(Records from a data collection)
▼
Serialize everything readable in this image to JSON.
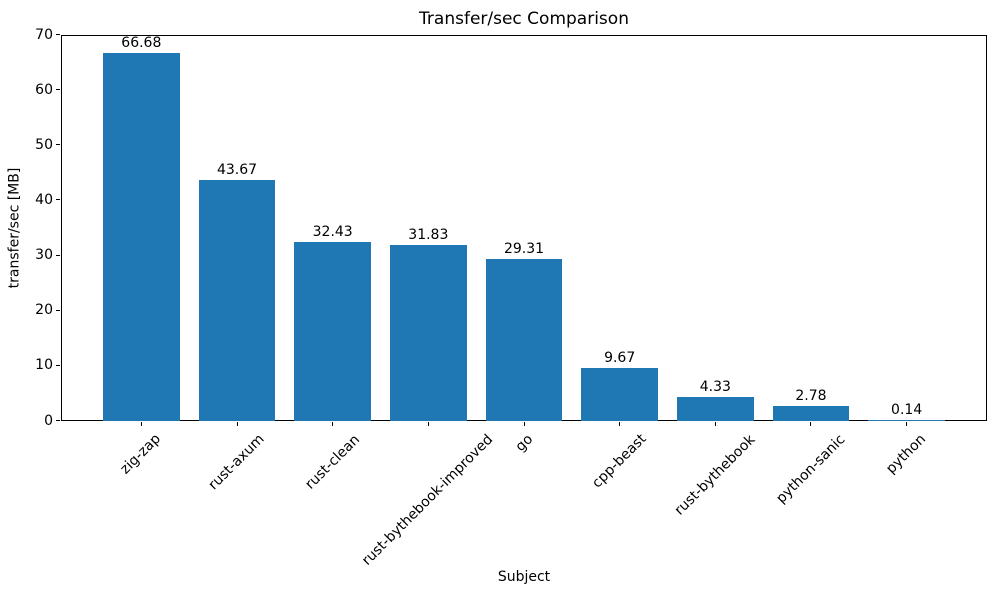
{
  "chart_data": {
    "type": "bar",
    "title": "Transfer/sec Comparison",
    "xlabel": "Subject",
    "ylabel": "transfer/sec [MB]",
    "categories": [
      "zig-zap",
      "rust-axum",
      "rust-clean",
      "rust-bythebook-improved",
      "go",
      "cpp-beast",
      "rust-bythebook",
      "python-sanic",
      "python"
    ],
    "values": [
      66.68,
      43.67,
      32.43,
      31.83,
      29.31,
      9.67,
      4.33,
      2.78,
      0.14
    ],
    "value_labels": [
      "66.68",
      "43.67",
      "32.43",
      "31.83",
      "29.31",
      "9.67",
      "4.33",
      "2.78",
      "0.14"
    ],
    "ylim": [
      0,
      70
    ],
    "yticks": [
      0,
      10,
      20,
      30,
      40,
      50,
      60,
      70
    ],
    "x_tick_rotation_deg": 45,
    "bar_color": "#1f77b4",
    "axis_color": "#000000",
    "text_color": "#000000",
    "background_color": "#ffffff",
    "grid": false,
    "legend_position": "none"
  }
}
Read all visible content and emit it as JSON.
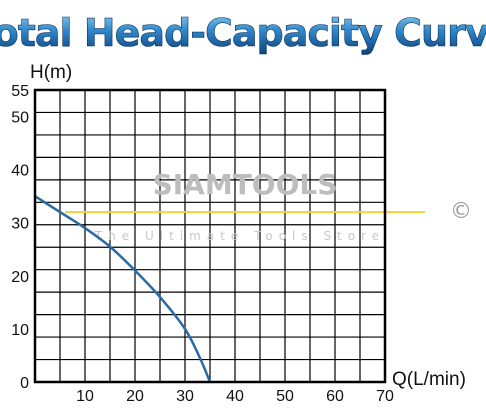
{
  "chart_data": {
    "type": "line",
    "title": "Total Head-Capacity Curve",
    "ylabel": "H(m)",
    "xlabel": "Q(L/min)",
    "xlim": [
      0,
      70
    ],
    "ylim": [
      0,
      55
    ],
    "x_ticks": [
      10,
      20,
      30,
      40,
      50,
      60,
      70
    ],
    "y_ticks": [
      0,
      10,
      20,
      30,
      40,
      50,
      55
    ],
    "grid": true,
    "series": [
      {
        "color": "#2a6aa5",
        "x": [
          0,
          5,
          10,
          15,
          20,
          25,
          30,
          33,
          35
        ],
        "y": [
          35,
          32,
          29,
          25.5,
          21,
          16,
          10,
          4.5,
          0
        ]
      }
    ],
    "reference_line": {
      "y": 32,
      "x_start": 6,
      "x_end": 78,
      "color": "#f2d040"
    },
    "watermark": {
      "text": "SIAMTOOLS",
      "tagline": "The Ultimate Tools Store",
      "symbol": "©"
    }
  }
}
▲
▼
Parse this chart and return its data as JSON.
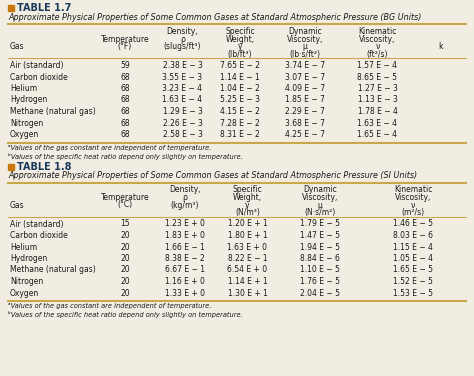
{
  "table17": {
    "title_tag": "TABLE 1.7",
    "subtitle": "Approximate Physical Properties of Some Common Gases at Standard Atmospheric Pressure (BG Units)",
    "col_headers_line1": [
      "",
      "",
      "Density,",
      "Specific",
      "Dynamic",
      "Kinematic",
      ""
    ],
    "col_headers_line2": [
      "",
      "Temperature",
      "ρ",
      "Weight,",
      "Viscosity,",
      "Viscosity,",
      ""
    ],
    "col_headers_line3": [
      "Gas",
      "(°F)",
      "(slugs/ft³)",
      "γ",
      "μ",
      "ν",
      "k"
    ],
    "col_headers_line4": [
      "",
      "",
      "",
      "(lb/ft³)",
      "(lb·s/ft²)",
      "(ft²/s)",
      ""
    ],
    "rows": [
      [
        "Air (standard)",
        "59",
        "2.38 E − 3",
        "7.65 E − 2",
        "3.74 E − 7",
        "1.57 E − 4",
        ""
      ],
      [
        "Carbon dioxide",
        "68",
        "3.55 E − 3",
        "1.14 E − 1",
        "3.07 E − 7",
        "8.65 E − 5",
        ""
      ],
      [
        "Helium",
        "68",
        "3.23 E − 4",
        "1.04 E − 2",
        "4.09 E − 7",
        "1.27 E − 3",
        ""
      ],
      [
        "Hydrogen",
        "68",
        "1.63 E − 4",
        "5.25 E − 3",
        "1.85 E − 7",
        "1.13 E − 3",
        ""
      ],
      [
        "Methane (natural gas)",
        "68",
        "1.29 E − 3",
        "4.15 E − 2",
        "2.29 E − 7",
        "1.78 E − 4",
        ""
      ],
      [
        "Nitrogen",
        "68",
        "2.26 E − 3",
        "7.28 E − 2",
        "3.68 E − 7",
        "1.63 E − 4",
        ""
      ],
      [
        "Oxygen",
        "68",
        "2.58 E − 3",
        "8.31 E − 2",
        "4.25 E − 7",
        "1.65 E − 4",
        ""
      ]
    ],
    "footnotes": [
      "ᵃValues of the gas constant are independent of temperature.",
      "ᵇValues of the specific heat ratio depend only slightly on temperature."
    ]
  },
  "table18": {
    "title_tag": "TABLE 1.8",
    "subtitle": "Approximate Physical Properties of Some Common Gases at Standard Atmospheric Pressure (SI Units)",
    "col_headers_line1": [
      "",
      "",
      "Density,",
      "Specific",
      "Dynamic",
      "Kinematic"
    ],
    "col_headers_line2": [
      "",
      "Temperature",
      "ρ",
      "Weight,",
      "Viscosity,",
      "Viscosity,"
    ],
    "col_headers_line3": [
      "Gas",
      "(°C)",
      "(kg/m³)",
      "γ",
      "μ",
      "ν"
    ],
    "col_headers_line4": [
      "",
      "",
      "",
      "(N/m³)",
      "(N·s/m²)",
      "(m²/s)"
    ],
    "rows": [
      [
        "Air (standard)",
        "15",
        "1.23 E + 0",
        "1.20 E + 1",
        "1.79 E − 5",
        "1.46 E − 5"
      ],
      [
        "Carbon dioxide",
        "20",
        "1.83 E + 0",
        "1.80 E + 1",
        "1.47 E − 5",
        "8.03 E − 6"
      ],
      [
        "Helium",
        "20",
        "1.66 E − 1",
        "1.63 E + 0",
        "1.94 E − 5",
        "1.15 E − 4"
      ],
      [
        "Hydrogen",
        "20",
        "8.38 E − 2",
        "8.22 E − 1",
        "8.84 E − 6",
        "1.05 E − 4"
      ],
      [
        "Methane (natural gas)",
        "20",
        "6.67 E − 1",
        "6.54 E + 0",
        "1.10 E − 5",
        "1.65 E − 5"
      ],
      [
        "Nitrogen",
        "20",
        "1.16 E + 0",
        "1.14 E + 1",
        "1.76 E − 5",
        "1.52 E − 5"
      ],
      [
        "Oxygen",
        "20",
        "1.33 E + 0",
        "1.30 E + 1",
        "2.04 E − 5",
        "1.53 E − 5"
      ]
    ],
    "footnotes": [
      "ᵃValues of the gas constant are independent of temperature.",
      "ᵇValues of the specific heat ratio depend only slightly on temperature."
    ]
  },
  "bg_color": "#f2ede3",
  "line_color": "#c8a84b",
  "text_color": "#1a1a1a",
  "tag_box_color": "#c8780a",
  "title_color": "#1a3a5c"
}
▲
SET TASK ▸ Looking at the records above, tally the lines holding "bythebook" and reply with that number only.

RESULT ▸ 2